### Problem to work on
Show every line below where "password" can be found.

### Data entries

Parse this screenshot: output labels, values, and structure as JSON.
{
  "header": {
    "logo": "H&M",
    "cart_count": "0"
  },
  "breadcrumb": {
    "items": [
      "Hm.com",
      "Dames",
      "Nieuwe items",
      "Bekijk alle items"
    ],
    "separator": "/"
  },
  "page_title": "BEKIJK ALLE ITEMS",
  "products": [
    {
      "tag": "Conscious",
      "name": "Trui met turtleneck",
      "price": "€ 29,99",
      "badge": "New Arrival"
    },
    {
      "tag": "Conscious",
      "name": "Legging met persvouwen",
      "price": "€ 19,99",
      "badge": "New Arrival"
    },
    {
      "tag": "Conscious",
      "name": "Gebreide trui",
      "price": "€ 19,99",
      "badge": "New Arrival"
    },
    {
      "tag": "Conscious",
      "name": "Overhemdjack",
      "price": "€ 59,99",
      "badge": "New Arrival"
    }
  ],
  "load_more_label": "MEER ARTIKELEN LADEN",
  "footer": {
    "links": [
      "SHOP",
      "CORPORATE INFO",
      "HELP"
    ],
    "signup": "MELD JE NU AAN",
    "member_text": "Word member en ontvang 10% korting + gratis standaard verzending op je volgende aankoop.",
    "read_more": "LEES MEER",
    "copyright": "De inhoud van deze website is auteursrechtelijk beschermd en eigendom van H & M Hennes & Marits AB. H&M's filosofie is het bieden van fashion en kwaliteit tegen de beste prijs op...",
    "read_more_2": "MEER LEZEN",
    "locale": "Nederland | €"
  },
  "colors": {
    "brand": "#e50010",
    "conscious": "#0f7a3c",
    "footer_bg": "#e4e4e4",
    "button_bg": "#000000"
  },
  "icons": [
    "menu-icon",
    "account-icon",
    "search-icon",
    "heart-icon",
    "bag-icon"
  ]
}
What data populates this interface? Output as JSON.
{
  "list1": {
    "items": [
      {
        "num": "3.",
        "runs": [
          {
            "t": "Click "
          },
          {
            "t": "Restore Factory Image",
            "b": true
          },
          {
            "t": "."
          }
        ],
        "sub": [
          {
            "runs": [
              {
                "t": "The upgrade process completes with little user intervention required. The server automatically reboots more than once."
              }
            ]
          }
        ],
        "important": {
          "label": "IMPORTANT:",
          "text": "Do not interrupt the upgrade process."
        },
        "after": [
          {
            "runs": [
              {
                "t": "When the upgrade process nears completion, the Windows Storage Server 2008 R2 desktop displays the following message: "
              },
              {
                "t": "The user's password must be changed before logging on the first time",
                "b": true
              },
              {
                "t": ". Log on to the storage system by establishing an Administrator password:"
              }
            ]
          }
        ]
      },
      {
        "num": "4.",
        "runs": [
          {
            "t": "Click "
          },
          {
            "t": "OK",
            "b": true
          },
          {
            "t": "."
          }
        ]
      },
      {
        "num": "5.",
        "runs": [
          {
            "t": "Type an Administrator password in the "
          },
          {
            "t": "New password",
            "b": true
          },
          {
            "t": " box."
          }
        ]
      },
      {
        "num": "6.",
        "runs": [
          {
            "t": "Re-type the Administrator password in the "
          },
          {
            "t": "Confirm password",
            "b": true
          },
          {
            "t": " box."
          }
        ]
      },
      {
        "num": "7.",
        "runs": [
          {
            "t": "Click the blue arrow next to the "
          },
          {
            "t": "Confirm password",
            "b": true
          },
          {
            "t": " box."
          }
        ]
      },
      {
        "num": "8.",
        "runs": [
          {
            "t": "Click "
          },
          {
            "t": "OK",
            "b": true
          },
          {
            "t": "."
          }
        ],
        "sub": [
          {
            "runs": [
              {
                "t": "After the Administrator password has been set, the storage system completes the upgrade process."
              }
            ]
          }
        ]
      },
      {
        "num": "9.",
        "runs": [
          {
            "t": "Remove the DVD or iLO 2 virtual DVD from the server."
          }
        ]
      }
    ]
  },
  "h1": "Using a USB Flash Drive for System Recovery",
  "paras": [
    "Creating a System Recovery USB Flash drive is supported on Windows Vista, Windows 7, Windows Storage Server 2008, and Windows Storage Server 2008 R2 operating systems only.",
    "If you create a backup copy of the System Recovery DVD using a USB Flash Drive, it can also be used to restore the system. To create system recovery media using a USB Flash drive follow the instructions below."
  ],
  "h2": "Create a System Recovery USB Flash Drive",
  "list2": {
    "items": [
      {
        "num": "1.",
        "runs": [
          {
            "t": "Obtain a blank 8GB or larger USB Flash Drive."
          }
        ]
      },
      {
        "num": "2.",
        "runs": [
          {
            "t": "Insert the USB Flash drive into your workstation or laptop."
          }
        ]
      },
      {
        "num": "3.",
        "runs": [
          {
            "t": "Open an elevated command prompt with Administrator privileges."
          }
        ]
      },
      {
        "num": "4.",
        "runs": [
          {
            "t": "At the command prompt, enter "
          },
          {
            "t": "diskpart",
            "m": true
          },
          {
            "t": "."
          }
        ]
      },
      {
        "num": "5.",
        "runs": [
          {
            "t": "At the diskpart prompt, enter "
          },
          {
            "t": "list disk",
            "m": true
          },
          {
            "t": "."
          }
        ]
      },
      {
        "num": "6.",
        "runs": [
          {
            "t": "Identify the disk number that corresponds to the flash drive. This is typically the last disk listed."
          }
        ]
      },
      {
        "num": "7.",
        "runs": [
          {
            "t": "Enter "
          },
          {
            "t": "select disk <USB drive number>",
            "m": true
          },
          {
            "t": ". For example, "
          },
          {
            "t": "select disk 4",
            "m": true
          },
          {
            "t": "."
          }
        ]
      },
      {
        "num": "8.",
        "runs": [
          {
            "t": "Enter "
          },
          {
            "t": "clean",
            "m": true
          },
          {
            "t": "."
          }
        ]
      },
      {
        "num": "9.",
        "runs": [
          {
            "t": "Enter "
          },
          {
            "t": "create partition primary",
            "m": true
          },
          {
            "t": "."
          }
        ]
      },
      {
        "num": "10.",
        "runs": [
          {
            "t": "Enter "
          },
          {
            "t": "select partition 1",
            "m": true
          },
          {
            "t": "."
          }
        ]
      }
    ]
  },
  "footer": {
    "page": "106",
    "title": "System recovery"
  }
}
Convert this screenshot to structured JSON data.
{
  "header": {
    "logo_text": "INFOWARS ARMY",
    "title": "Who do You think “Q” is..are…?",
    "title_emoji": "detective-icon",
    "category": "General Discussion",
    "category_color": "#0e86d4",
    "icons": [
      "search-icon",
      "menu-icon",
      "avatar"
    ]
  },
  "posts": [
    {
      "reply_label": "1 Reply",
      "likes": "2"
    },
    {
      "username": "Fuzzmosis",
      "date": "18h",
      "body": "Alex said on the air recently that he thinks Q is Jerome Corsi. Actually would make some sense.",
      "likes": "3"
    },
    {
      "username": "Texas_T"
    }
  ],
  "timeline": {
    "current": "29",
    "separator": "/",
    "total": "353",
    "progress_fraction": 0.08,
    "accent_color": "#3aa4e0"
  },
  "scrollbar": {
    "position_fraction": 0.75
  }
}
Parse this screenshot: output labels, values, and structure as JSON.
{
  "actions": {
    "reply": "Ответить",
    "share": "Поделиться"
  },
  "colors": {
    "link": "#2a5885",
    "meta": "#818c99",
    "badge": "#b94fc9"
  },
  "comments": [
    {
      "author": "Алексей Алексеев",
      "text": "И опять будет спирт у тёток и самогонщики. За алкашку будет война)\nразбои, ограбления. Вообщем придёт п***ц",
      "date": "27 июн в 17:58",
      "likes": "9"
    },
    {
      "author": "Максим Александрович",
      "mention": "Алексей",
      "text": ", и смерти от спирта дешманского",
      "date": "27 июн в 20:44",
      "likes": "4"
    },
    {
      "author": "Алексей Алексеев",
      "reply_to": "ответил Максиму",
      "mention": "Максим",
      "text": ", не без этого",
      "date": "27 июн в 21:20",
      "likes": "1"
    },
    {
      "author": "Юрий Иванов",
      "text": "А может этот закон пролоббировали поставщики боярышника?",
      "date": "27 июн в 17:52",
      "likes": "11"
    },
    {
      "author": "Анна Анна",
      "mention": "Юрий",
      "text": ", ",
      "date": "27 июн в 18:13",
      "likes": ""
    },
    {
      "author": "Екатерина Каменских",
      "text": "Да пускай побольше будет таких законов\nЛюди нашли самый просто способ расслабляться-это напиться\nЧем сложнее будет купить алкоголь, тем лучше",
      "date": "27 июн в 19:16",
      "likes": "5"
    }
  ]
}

### Answer in full
                "t": "The user's password must be changed before logging on the first time",
                "t": ". Log on to the storage system by establishing an Administrator password:"
            "t": "Type an Administrator password in the "
            "t": "New password",
            "t": "Re-type the Administrator password in the "
            "t": "Confirm password",
            "t": "Confirm password",
                "t": "After the Administrator password has been set, the storage system completes the upgrade process."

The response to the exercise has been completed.